[REQUEST] Can you transcribe every entry word for word, skipping the images?

<<<<

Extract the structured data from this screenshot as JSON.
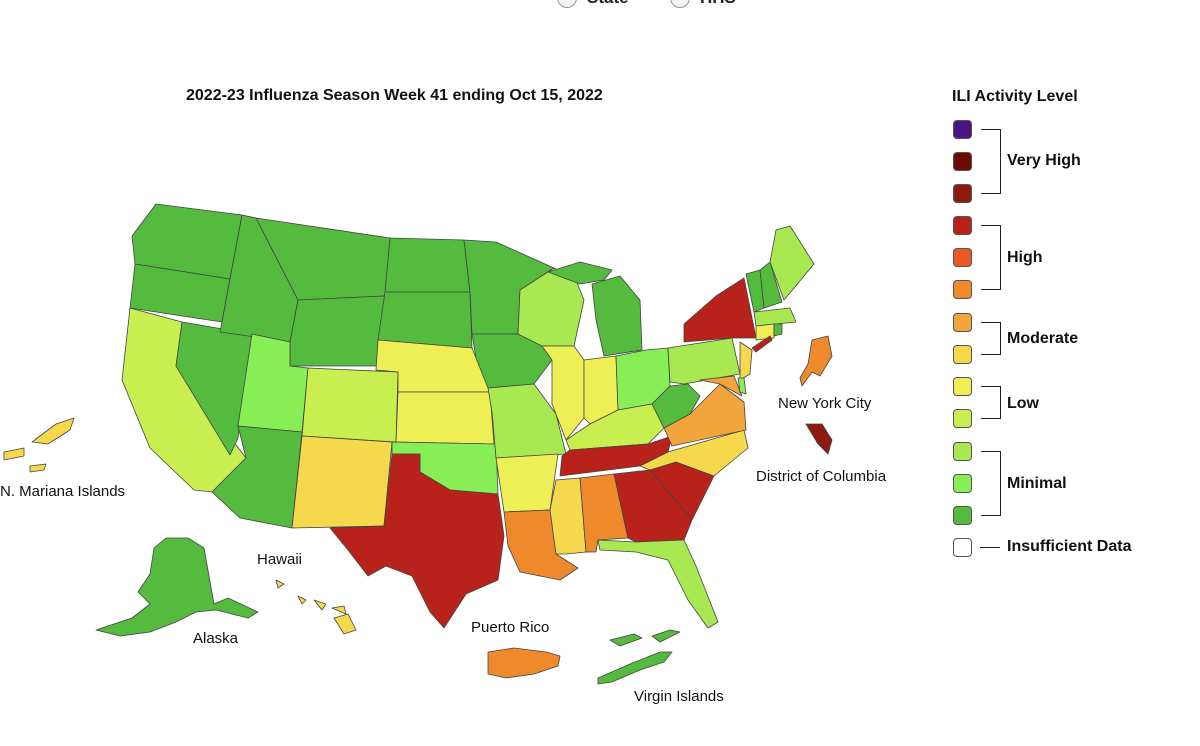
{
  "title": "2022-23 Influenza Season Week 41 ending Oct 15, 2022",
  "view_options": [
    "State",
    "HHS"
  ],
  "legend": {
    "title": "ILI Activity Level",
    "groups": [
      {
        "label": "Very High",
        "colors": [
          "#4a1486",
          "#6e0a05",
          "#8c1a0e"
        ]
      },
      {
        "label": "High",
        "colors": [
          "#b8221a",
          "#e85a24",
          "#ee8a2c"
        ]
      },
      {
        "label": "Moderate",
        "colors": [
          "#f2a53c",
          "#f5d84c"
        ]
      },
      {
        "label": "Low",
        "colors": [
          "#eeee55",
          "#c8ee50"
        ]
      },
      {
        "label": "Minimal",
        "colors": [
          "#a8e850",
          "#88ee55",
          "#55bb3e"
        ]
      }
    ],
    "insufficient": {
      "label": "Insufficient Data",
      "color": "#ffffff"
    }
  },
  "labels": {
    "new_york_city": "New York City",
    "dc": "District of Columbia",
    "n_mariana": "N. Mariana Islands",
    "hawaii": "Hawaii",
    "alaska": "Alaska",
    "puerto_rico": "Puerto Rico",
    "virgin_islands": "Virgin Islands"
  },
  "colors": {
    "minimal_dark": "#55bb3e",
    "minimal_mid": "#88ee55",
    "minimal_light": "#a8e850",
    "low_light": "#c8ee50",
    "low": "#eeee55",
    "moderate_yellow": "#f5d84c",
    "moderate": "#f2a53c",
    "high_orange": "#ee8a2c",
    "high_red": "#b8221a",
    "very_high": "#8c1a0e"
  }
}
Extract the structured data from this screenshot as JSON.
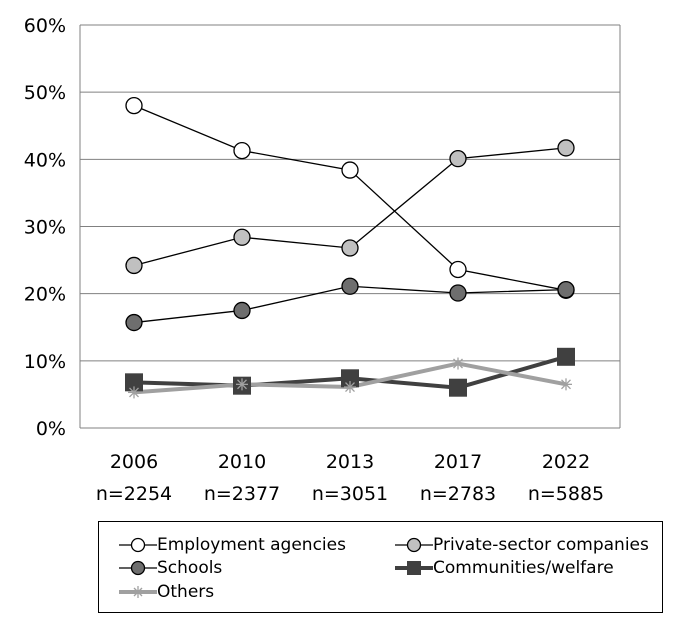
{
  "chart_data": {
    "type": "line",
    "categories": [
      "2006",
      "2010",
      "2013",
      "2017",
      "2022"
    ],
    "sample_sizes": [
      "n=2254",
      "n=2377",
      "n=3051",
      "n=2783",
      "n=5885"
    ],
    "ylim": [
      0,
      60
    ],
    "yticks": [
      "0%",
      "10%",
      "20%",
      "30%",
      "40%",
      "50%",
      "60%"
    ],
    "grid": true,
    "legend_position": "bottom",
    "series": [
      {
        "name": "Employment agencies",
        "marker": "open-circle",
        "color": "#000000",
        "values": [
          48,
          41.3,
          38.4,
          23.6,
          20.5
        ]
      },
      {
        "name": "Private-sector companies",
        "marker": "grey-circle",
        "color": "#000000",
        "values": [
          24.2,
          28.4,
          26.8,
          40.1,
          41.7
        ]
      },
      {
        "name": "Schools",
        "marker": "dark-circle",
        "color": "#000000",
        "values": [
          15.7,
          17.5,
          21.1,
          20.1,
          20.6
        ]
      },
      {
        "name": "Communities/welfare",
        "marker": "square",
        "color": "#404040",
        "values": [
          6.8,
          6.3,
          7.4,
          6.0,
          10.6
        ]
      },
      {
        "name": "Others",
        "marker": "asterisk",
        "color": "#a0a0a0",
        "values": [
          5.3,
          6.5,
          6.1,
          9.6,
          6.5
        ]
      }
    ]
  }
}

>>>>

[FULL OUTPUT]
Extract the structured data from this screenshot as JSON.
{
  "title": "2022-23 Influenza Season Week 41 ending Oct 15, 2022",
  "view_options": [
    "State",
    "HHS"
  ],
  "legend": {
    "title": "ILI Activity Level",
    "groups": [
      {
        "label": "Very High",
        "colors": [
          "#4a1486",
          "#6e0a05",
          "#8c1a0e"
        ]
      },
      {
        "label": "High",
        "colors": [
          "#b8221a",
          "#e85a24",
          "#ee8a2c"
        ]
      },
      {
        "label": "Moderate",
        "colors": [
          "#f2a53c",
          "#f5d84c"
        ]
      },
      {
        "label": "Low",
        "colors": [
          "#eeee55",
          "#c8ee50"
        ]
      },
      {
        "label": "Minimal",
        "colors": [
          "#a8e850",
          "#88ee55",
          "#55bb3e"
        ]
      }
    ],
    "insufficient": {
      "label": "Insufficient Data",
      "color": "#ffffff"
    }
  },
  "labels": {
    "new_york_city": "New York City",
    "dc": "District of Columbia",
    "n_mariana": "N. Mariana Islands",
    "hawaii": "Hawaii",
    "alaska": "Alaska",
    "puerto_rico": "Puerto Rico",
    "virgin_islands": "Virgin Islands"
  },
  "colors": {
    "minimal_dark": "#55bb3e",
    "minimal_mid": "#88ee55",
    "minimal_light": "#a8e850",
    "low_light": "#c8ee50",
    "low": "#eeee55",
    "moderate_yellow": "#f5d84c",
    "moderate": "#f2a53c",
    "high_orange": "#ee8a2c",
    "high_red": "#b8221a",
    "very_high": "#8c1a0e"
  }
}
Extract the structured data from this screenshot as JSON.
{
  "chart_data": {
    "type": "line",
    "categories": [
      "2006",
      "2010",
      "2013",
      "2017",
      "2022"
    ],
    "sample_sizes": [
      "n=2254",
      "n=2377",
      "n=3051",
      "n=2783",
      "n=5885"
    ],
    "ylim": [
      0,
      60
    ],
    "yticks": [
      "0%",
      "10%",
      "20%",
      "30%",
      "40%",
      "50%",
      "60%"
    ],
    "grid": true,
    "legend_position": "bottom",
    "series": [
      {
        "name": "Employment agencies",
        "marker": "open-circle",
        "color": "#000000",
        "values": [
          48,
          41.3,
          38.4,
          23.6,
          20.5
        ]
      },
      {
        "name": "Private-sector companies",
        "marker": "grey-circle",
        "color": "#000000",
        "values": [
          24.2,
          28.4,
          26.8,
          40.1,
          41.7
        ]
      },
      {
        "name": "Schools",
        "marker": "dark-circle",
        "color": "#000000",
        "values": [
          15.7,
          17.5,
          21.1,
          20.1,
          20.6
        ]
      },
      {
        "name": "Communities/welfare",
        "marker": "square",
        "color": "#404040",
        "values": [
          6.8,
          6.3,
          7.4,
          6.0,
          10.6
        ]
      },
      {
        "name": "Others",
        "marker": "asterisk",
        "color": "#a0a0a0",
        "values": [
          5.3,
          6.5,
          6.1,
          9.6,
          6.5
        ]
      }
    ]
  }
}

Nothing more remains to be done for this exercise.